# Exercise prompt:
Restate the entries below word for word, omitting nothing.

# Provided records:

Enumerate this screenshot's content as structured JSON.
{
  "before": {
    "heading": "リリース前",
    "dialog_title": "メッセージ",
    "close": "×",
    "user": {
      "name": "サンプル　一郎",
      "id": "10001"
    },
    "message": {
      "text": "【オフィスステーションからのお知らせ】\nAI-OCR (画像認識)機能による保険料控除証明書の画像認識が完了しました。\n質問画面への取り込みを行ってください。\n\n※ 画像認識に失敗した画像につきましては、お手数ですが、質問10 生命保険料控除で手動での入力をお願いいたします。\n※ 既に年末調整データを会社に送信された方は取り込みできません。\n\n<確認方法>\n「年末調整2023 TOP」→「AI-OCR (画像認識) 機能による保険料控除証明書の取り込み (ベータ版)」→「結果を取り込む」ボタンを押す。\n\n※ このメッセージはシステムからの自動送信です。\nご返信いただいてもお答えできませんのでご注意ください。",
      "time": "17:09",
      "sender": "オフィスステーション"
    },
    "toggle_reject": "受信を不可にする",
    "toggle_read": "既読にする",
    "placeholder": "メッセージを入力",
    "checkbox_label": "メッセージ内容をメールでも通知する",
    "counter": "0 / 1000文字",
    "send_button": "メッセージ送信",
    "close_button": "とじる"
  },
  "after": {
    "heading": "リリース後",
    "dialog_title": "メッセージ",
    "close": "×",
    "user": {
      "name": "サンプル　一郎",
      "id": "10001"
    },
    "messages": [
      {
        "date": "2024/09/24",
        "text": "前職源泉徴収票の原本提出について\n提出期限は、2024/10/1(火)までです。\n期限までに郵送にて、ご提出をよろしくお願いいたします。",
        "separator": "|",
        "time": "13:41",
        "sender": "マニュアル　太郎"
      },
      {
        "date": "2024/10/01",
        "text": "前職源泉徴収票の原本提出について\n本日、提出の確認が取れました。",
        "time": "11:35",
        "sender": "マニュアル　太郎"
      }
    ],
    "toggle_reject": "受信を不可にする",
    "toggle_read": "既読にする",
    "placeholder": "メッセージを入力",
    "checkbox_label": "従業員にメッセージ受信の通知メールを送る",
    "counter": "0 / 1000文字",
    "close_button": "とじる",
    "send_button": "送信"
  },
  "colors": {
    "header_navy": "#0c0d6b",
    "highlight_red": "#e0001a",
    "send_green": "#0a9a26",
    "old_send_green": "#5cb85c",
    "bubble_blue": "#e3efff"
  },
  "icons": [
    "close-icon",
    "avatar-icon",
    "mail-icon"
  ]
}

# Solution:
Enumerate this screenshot's content as structured JSON.
{
  "before": {
    "heading": "リリース前",
    "dialog_title": "メッセージ",
    "close": "×",
    "user": {
      "name": "サンプル　一郎",
      "id": "10001"
    },
    "message": {
      "text": "【オフィスステーションからのお知らせ】\nAI-OCR (画像認識)機能による保険料控除証明書の画像認識が完了しました。\n質問画面への取り込みを行ってください。\n\n※ 画像認識に失敗した画像につきましては、お手数ですが、質問10 生命保険料控除で手動での入力をお願いいたします。\n※ 既に年末調整データを会社に送信された方は取り込みできません。\n\n<確認方法>\n「年末調整2023 TOP」→「AI-OCR (画像認識) 機能による保険料控除証明書の取り込み (ベータ版)」→「結果を取り込む」ボタンを押す。\n\n※ このメッセージはシステムからの自動送信です。\nご返信いただいてもお答えできませんのでご注意ください。",
      "time": "17:09",
      "sender": "オフィスステーション"
    },
    "toggle_reject": "受信を不可にする",
    "toggle_read": "既読にする",
    "placeholder": "メッセージを入力",
    "checkbox_label": "メッセージ内容をメールでも通知する",
    "counter": "0 / 1000文字",
    "send_button": "メッセージ送信",
    "close_button": "とじる"
  },
  "after": {
    "heading": "リリース後",
    "dialog_title": "メッセージ",
    "close": "×",
    "user": {
      "name": "サンプル　一郎",
      "id": "10001"
    },
    "messages": [
      {
        "date": "2024/09/24",
        "text": "前職源泉徴収票の原本提出について\n提出期限は、2024/10/1(火)までです。\n期限までに郵送にて、ご提出をよろしくお願いいたします。",
        "separator": "|",
        "time": "13:41",
        "sender": "マニュアル　太郎"
      },
      {
        "date": "2024/10/01",
        "text": "前職源泉徴収票の原本提出について\n本日、提出の確認が取れました。",
        "time": "11:35",
        "sender": "マニュアル　太郎"
      }
    ],
    "toggle_reject": "受信を不可にする",
    "toggle_read": "既読にする",
    "placeholder": "メッセージを入力",
    "checkbox_label": "従業員にメッセージ受信の通知メールを送る",
    "counter": "0 / 1000文字",
    "close_button": "とじる",
    "send_button": "送信"
  },
  "colors": {
    "header_navy": "#0c0d6b",
    "highlight_red": "#e0001a",
    "send_green": "#0a9a26",
    "old_send_green": "#5cb85c",
    "bubble_blue": "#e3efff"
  },
  "icons": [
    "close-icon",
    "avatar-icon",
    "mail-icon"
  ]
}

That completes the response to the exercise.